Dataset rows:
---------------

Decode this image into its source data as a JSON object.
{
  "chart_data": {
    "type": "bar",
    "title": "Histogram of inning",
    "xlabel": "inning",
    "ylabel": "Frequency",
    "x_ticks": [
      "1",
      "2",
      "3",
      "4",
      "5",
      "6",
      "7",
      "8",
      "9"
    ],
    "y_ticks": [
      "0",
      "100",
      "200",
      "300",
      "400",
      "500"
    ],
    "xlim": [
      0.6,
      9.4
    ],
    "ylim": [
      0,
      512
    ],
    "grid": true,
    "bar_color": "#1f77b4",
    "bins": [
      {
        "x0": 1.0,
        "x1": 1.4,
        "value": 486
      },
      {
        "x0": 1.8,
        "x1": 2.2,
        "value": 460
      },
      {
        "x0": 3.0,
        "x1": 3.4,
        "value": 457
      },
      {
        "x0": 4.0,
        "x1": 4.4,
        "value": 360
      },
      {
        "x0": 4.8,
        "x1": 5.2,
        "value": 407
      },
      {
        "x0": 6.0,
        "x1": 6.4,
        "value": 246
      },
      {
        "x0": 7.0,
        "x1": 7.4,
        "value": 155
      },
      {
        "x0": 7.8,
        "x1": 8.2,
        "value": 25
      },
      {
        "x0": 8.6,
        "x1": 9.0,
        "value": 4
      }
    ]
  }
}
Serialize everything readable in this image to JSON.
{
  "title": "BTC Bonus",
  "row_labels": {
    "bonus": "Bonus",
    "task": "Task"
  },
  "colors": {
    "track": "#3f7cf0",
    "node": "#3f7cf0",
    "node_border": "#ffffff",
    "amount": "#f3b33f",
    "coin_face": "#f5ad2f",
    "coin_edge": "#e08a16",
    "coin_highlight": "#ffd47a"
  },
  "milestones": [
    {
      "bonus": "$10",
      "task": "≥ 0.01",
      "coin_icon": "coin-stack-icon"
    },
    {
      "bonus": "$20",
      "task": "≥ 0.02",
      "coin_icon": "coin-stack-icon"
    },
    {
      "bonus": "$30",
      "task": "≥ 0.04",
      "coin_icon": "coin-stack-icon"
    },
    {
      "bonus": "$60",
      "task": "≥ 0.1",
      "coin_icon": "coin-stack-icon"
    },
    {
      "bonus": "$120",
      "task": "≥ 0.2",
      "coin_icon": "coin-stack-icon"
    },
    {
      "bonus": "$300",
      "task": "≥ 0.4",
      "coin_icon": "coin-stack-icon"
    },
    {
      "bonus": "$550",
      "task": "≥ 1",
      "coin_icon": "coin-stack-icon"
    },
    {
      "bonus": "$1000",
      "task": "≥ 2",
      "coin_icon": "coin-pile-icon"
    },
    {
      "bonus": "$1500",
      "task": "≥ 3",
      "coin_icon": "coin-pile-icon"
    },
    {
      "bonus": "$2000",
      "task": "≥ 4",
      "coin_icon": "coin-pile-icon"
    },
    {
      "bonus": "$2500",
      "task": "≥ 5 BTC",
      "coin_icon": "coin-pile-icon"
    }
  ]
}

---------------

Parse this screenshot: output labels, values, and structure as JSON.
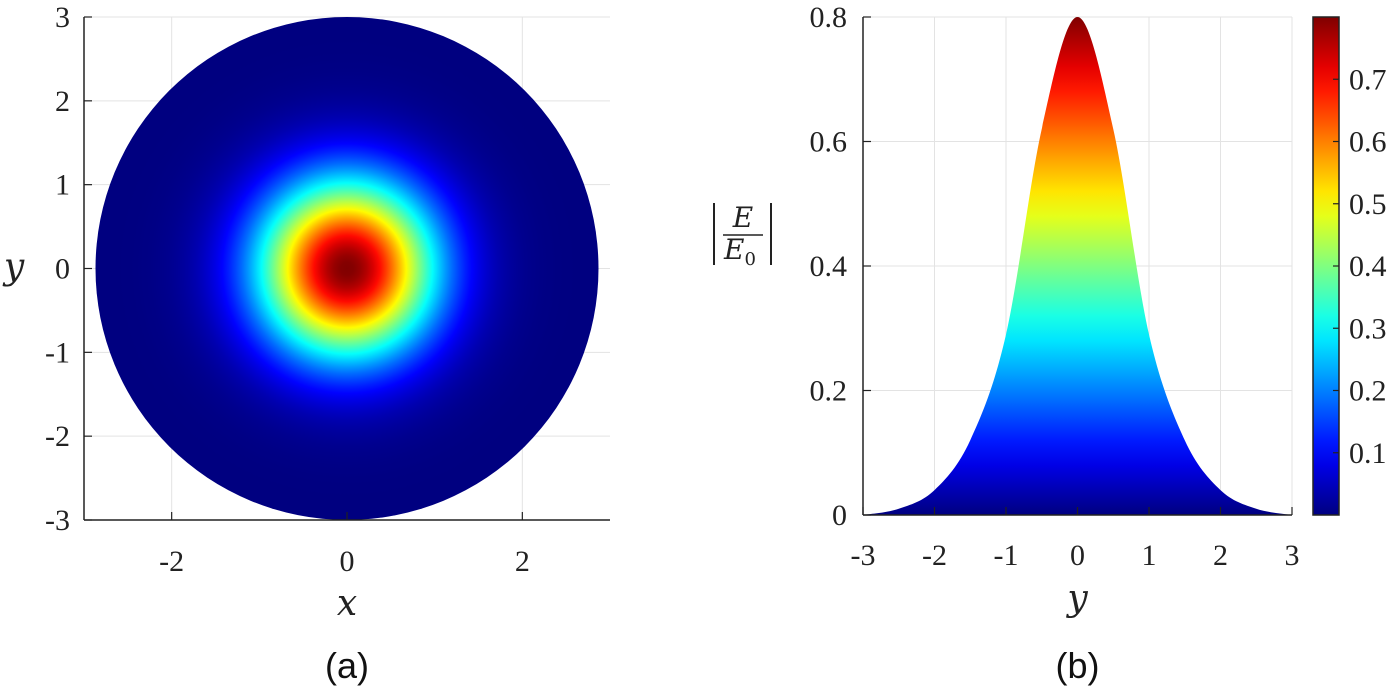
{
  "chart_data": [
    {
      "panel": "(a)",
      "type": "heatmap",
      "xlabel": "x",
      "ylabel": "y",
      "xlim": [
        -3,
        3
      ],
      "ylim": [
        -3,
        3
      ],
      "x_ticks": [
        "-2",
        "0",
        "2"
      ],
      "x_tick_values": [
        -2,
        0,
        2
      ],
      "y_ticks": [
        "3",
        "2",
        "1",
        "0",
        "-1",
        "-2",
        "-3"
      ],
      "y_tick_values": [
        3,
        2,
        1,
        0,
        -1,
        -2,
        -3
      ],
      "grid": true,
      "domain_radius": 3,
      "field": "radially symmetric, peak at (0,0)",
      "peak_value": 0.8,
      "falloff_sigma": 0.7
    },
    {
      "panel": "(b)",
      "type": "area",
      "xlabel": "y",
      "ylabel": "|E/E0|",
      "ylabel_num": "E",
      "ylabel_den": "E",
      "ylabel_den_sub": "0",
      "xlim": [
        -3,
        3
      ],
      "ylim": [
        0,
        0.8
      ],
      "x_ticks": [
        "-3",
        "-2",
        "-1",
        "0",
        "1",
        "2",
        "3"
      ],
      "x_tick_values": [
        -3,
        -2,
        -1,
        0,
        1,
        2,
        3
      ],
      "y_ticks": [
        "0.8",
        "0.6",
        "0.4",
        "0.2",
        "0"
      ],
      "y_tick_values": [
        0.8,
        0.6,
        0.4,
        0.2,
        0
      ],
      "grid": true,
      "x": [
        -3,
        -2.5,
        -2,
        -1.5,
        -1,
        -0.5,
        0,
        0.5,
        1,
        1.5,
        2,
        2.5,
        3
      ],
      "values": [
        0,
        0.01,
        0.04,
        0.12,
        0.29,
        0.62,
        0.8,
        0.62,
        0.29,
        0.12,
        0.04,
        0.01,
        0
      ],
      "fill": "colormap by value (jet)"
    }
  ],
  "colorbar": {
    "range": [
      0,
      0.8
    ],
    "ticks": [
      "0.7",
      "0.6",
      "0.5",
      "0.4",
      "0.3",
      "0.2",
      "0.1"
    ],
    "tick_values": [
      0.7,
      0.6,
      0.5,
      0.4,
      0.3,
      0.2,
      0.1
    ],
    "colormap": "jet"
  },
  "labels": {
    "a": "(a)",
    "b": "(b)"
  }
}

---------------

** Required work **
Find the string "inning" in the entries above and return each line that holds it.

** The solution **
    "title": "Histogram of inning",
    "xlabel": "inning",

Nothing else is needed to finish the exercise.